* _Rows from a dataset_
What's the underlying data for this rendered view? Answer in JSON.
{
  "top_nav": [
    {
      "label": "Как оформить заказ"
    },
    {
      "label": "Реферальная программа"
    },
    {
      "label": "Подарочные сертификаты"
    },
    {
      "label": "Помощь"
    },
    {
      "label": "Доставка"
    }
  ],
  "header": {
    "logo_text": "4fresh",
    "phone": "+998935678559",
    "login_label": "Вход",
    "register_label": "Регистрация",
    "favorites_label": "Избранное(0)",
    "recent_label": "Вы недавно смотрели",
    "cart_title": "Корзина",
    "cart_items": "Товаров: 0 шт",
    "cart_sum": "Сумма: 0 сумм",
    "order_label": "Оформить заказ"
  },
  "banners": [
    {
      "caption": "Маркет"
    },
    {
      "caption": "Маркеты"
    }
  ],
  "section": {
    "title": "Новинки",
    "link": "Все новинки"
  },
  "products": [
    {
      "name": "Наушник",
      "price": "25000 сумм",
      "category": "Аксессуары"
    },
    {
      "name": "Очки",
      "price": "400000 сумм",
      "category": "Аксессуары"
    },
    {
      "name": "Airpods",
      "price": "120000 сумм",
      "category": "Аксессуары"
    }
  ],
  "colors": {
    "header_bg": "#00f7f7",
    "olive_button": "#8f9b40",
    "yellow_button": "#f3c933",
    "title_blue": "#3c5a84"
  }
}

--

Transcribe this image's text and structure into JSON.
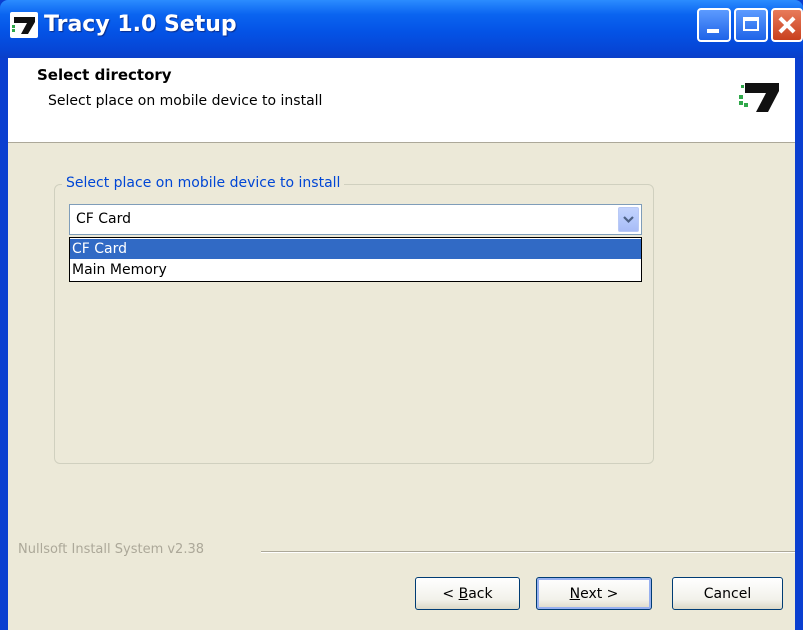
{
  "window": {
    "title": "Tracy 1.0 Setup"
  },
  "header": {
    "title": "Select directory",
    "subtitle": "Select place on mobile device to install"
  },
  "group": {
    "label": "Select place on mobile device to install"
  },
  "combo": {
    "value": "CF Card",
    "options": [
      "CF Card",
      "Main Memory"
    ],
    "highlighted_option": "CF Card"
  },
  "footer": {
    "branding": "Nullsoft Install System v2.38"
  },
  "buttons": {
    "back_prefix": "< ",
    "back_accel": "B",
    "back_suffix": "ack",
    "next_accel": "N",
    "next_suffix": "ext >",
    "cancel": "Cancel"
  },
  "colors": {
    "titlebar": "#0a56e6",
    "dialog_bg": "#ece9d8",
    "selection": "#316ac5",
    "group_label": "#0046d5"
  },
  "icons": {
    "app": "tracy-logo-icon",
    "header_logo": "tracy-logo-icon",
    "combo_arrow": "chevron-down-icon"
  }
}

* _TO DO_
Using the entries above, return each line that includes the word "this".

* _REPLY TO THE EXERCISE_
What's the underlying data for this rendered view? Answer in JSON.
Transcribe this image's text and structure into JSON.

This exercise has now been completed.